[START Records supplied]

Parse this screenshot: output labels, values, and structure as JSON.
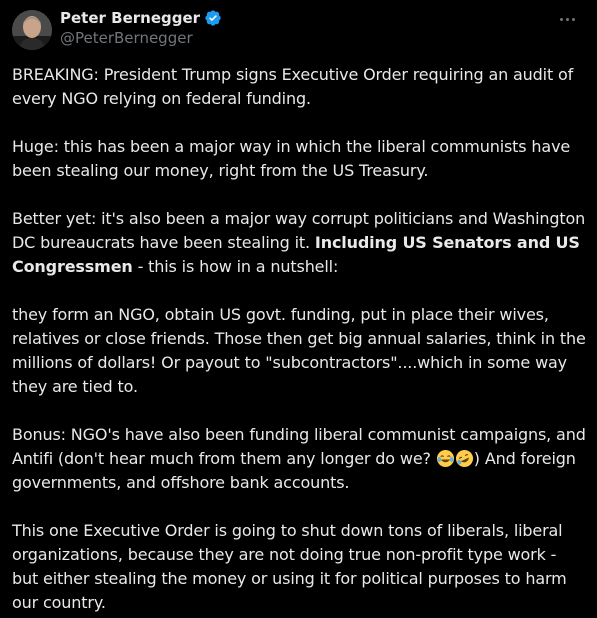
{
  "author": {
    "display_name": "Peter Bernegger",
    "handle": "@PeterBernegger",
    "verified_color": "#1d9bf0"
  },
  "menu": {
    "icon": "more-horizontal-icon"
  },
  "tweet": {
    "p1": "BREAKING:  President Trump signs Executive Order requiring an audit of every NGO relying on federal funding.",
    "p2": "Huge: this has been a major way in which the liberal communists have been stealing our money, right from the US Treasury.",
    "p3_a": "Better yet: it's also been a major way corrupt politicians and Washington DC bureaucrats have been stealing it.  ",
    "p3_bold": "Including US Senators and US Congressmen",
    "p3_b": " - this is how in a nutshell:",
    "p4": "they form an NGO, obtain US govt. funding, put in place their wives, relatives or close friends. Those then get big annual salaries, think in the millions of dollars!  Or payout to \"subcontractors\"....which in some way they are tied to.",
    "p5_a": "Bonus: NGO's have also been funding liberal communist campaigns, and Antifi (don't hear much from them any longer do we?  ",
    "p5_b": ")  And foreign governments, and offshore bank accounts.",
    "p6": "This one Executive Order is going to shut down tons of liberals, liberal organizations, because they are not doing true non-profit type work - but either stealing the money or using it for political purposes to harm our country.",
    "emojis": [
      "tears-of-joy-emoji",
      "rolling-laughing-emoji"
    ]
  }
}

[END Records supplied]

To do: Single out each line of the records above with the string "they" in it, and copy it.

Task result:
    "p4": "they form an NGO, obtain US govt. funding, put in place their wives, relatives or close friends. Those then get big annual salaries, think in the millions of dollars!  Or payout to \"subcontractors\"....which in some way they are tied to.",
    "p6": "This one Executive Order is going to shut down tons of liberals, liberal organizations, because they are not doing true non-profit type work - but either stealing the money or using it for political purposes to harm our country.",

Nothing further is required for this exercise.